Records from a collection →
>>

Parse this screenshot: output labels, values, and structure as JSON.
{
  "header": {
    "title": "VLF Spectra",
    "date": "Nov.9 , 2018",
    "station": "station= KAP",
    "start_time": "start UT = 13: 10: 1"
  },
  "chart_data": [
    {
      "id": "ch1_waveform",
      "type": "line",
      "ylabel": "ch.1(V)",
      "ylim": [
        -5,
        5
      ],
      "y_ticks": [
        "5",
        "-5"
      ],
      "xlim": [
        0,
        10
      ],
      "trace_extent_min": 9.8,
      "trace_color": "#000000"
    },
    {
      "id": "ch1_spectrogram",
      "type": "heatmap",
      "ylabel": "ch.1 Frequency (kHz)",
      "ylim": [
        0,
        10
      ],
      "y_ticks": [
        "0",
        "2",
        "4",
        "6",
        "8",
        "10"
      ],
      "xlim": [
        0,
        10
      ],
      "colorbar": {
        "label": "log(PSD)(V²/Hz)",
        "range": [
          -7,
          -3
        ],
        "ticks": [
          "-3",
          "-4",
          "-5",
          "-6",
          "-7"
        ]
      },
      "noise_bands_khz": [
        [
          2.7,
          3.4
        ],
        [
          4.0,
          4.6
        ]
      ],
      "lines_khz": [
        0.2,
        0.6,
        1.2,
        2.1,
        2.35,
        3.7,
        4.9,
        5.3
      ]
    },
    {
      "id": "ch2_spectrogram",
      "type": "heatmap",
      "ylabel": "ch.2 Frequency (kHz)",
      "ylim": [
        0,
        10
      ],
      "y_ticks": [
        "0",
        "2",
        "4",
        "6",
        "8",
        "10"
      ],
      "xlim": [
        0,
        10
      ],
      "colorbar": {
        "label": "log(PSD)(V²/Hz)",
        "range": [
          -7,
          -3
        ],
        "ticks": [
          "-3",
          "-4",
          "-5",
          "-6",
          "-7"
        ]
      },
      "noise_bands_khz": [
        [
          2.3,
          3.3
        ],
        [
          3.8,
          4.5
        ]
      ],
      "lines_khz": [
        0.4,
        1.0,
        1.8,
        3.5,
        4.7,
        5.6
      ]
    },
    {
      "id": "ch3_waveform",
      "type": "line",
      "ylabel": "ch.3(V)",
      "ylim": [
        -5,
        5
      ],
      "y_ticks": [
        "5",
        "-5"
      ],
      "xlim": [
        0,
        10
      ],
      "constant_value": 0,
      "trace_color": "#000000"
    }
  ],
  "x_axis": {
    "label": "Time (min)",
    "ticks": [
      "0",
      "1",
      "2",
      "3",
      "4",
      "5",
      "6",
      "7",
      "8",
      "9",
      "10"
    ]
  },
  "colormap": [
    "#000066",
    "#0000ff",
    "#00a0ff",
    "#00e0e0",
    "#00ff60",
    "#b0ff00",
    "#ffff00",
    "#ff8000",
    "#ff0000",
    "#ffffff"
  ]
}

<<

YOUR GOAL →
Reproduce the complete data exactly as presented above.

SOLUTION TO THIS PROBLEM →
Parse this screenshot: output labels, values, and structure as JSON.
{
  "header": {
    "title": "VLF Spectra",
    "date": "Nov.9 , 2018",
    "station": "station= KAP",
    "start_time": "start UT = 13: 10: 1"
  },
  "chart_data": [
    {
      "id": "ch1_waveform",
      "type": "line",
      "ylabel": "ch.1(V)",
      "ylim": [
        -5,
        5
      ],
      "y_ticks": [
        "5",
        "-5"
      ],
      "xlim": [
        0,
        10
      ],
      "trace_extent_min": 9.8,
      "trace_color": "#000000"
    },
    {
      "id": "ch1_spectrogram",
      "type": "heatmap",
      "ylabel": "ch.1 Frequency (kHz)",
      "ylim": [
        0,
        10
      ],
      "y_ticks": [
        "0",
        "2",
        "4",
        "6",
        "8",
        "10"
      ],
      "xlim": [
        0,
        10
      ],
      "colorbar": {
        "label": "log(PSD)(V²/Hz)",
        "range": [
          -7,
          -3
        ],
        "ticks": [
          "-3",
          "-4",
          "-5",
          "-6",
          "-7"
        ]
      },
      "noise_bands_khz": [
        [
          2.7,
          3.4
        ],
        [
          4.0,
          4.6
        ]
      ],
      "lines_khz": [
        0.2,
        0.6,
        1.2,
        2.1,
        2.35,
        3.7,
        4.9,
        5.3
      ]
    },
    {
      "id": "ch2_spectrogram",
      "type": "heatmap",
      "ylabel": "ch.2 Frequency (kHz)",
      "ylim": [
        0,
        10
      ],
      "y_ticks": [
        "0",
        "2",
        "4",
        "6",
        "8",
        "10"
      ],
      "xlim": [
        0,
        10
      ],
      "colorbar": {
        "label": "log(PSD)(V²/Hz)",
        "range": [
          -7,
          -3
        ],
        "ticks": [
          "-3",
          "-4",
          "-5",
          "-6",
          "-7"
        ]
      },
      "noise_bands_khz": [
        [
          2.3,
          3.3
        ],
        [
          3.8,
          4.5
        ]
      ],
      "lines_khz": [
        0.4,
        1.0,
        1.8,
        3.5,
        4.7,
        5.6
      ]
    },
    {
      "id": "ch3_waveform",
      "type": "line",
      "ylabel": "ch.3(V)",
      "ylim": [
        -5,
        5
      ],
      "y_ticks": [
        "5",
        "-5"
      ],
      "xlim": [
        0,
        10
      ],
      "constant_value": 0,
      "trace_color": "#000000"
    }
  ],
  "x_axis": {
    "label": "Time (min)",
    "ticks": [
      "0",
      "1",
      "2",
      "3",
      "4",
      "5",
      "6",
      "7",
      "8",
      "9",
      "10"
    ]
  },
  "colormap": [
    "#000066",
    "#0000ff",
    "#00a0ff",
    "#00e0e0",
    "#00ff60",
    "#b0ff00",
    "#ffff00",
    "#ff8000",
    "#ff0000",
    "#ffffff"
  ]
}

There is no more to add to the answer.